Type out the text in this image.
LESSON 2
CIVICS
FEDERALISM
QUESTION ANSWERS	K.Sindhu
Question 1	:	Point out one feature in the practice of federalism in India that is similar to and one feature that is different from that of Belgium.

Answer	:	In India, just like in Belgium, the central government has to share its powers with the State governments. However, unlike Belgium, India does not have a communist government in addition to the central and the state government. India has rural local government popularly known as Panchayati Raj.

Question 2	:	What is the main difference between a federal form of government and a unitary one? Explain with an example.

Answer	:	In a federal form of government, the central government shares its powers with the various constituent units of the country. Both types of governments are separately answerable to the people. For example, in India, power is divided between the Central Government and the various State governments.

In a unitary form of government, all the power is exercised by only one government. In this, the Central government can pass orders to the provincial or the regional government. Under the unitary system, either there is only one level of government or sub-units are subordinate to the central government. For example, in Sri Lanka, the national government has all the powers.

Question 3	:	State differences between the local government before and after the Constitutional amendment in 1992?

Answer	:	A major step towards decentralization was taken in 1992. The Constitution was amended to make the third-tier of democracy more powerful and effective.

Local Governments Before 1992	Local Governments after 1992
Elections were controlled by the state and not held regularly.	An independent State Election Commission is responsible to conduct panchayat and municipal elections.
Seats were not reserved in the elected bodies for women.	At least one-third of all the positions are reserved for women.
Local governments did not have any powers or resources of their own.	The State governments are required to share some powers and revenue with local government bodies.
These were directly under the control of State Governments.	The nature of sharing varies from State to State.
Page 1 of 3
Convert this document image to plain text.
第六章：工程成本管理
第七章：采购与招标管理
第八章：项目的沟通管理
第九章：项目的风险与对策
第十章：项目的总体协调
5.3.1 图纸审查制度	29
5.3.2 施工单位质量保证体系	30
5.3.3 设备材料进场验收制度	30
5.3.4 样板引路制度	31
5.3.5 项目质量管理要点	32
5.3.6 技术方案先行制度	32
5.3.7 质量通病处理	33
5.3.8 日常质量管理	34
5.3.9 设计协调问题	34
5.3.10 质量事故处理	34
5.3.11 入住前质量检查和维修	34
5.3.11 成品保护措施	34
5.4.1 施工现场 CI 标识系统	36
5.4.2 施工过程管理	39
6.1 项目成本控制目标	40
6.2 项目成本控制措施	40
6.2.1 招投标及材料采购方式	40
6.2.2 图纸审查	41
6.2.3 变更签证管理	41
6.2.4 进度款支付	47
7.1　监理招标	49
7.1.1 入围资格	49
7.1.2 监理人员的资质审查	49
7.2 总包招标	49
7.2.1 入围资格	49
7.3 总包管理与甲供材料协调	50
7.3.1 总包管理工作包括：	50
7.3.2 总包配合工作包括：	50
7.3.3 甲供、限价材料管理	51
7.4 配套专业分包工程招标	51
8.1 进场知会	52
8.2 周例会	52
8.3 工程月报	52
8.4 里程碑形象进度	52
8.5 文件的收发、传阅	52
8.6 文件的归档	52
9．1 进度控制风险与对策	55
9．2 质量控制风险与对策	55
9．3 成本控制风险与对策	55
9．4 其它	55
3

[Requirement] Copy each line of the records above that carries the word "from".

[Written solution]
Question 1	:	Point out one feature in the practice of federalism in India that is similar to and one feature that is different from that of Belgium.
These were directly under the control of State Governments.	The nature of sharing varies from State to State.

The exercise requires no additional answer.